* [Brief] Report each line of the data that contains the string "transmiten".

* [Excerpts from a dataset]
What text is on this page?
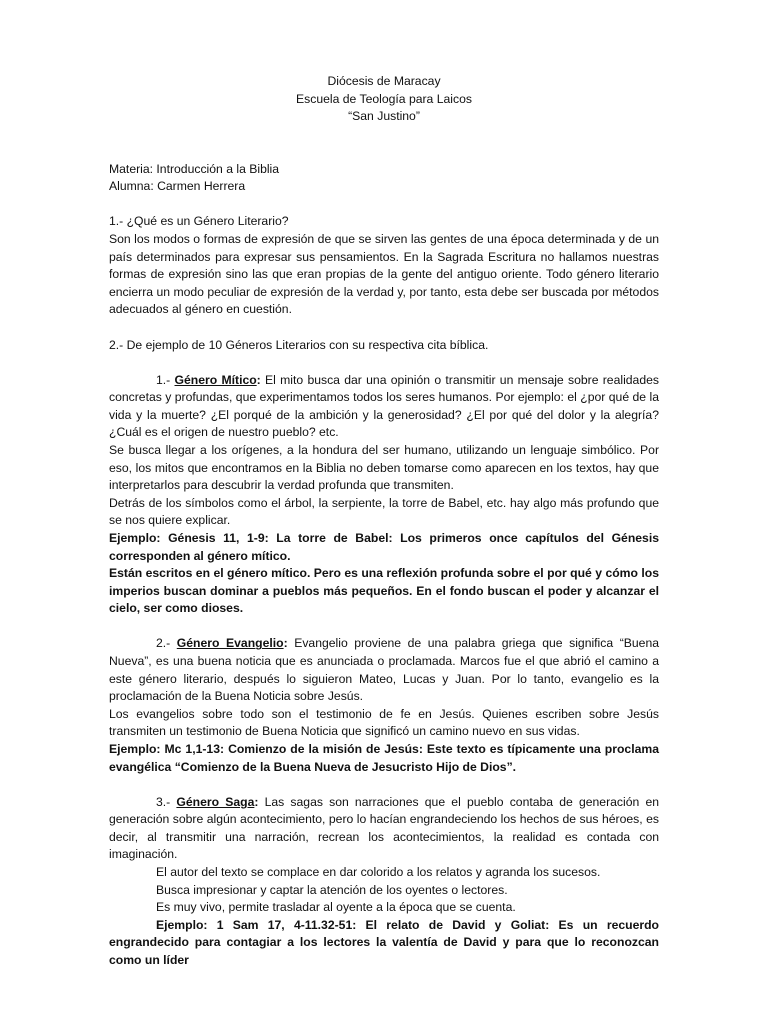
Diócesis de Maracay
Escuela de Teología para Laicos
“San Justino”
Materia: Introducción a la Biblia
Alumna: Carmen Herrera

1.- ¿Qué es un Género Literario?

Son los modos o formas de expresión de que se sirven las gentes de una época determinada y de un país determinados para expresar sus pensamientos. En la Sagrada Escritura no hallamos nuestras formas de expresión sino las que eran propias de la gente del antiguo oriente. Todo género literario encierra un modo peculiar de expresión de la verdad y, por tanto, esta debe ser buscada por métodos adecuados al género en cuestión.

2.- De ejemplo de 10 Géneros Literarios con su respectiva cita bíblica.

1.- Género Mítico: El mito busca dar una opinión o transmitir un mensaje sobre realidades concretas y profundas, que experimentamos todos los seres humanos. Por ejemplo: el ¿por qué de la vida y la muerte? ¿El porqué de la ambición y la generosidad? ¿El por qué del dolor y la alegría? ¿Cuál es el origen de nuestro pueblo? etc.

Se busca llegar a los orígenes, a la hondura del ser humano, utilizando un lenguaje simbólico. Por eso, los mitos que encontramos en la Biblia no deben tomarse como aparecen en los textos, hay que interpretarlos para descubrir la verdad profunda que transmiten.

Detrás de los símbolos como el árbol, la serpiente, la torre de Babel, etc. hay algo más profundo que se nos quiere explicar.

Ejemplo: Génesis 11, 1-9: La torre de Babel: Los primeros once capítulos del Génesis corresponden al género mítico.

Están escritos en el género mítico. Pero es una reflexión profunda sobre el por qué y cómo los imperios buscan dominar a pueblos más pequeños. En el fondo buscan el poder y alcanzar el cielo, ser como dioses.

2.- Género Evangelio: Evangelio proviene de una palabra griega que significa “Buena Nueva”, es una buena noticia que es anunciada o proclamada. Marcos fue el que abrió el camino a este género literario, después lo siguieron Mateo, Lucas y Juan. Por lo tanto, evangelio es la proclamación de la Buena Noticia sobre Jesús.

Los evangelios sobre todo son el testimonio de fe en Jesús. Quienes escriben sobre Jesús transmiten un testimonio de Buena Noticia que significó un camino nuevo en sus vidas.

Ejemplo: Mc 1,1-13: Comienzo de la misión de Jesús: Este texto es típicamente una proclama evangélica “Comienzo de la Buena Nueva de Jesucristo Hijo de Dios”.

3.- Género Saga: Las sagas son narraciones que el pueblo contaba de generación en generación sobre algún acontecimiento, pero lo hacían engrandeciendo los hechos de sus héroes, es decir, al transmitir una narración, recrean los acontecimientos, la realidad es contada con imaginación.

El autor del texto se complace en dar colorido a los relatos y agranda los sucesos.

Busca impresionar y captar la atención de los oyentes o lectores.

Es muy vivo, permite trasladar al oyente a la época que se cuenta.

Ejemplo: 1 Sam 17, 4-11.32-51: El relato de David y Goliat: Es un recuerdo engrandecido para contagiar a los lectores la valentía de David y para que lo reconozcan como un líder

--

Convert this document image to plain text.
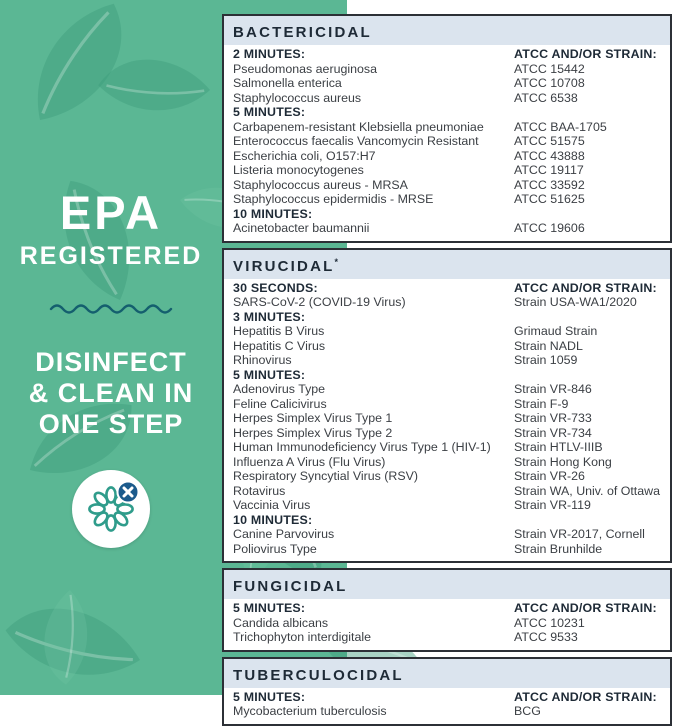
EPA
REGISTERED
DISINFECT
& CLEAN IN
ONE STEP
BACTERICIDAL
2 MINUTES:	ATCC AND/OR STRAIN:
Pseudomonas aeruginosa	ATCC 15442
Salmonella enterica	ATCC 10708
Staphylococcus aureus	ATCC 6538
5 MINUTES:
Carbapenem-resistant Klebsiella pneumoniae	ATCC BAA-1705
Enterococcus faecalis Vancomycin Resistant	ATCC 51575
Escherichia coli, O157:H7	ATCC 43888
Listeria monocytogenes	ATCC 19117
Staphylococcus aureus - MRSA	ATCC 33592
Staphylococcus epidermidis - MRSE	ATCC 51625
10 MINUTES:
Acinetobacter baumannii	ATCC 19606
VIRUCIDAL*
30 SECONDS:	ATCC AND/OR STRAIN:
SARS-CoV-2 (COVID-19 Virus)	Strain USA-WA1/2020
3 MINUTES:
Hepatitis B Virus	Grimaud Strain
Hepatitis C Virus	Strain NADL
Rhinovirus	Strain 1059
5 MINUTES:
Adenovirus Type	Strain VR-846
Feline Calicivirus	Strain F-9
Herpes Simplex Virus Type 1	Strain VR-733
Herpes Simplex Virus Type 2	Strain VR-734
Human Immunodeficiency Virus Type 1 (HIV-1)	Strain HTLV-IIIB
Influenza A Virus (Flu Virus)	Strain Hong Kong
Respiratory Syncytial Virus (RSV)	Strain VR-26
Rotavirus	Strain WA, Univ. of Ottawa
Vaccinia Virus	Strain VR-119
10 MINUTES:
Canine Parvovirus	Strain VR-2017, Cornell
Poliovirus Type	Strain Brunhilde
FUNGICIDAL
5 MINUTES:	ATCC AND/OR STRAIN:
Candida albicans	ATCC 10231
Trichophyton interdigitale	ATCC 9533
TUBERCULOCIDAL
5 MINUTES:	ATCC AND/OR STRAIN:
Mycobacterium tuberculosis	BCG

* * *

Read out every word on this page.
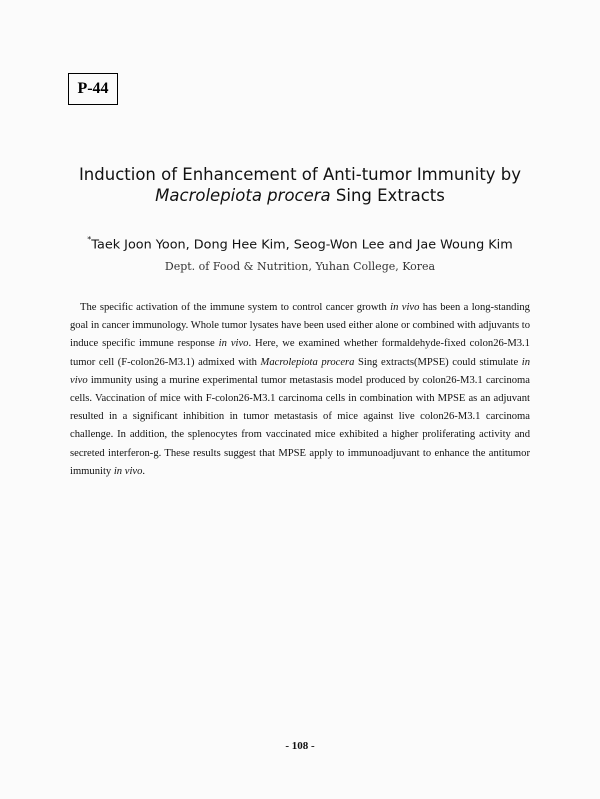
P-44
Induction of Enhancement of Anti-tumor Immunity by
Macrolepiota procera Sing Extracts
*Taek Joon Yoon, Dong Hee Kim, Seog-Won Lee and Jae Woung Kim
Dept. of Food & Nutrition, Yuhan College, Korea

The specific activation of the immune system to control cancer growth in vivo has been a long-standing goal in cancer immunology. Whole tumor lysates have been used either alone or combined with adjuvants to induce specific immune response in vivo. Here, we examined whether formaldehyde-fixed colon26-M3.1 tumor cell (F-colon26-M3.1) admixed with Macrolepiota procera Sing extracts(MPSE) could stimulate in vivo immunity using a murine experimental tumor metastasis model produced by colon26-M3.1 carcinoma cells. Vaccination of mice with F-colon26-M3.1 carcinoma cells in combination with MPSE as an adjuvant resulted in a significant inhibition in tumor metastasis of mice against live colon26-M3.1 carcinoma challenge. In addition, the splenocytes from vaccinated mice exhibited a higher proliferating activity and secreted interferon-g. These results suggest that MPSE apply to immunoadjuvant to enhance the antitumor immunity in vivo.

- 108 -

* [Result of the exercise]
Se busca llegar a los orígenes, a la hondura del ser humano, utilizando un lenguaje simbólico. Por eso, los mitos que encontramos en la Biblia no deben tomarse como aparecen en los textos, hay que interpretarlos para descubrir la verdad profunda que transmiten.
Los evangelios sobre todo son el testimonio de fe en Jesús. Quienes escriben sobre Jesús transmiten un testimonio de Buena Noticia que significó un camino nuevo en sus vidas.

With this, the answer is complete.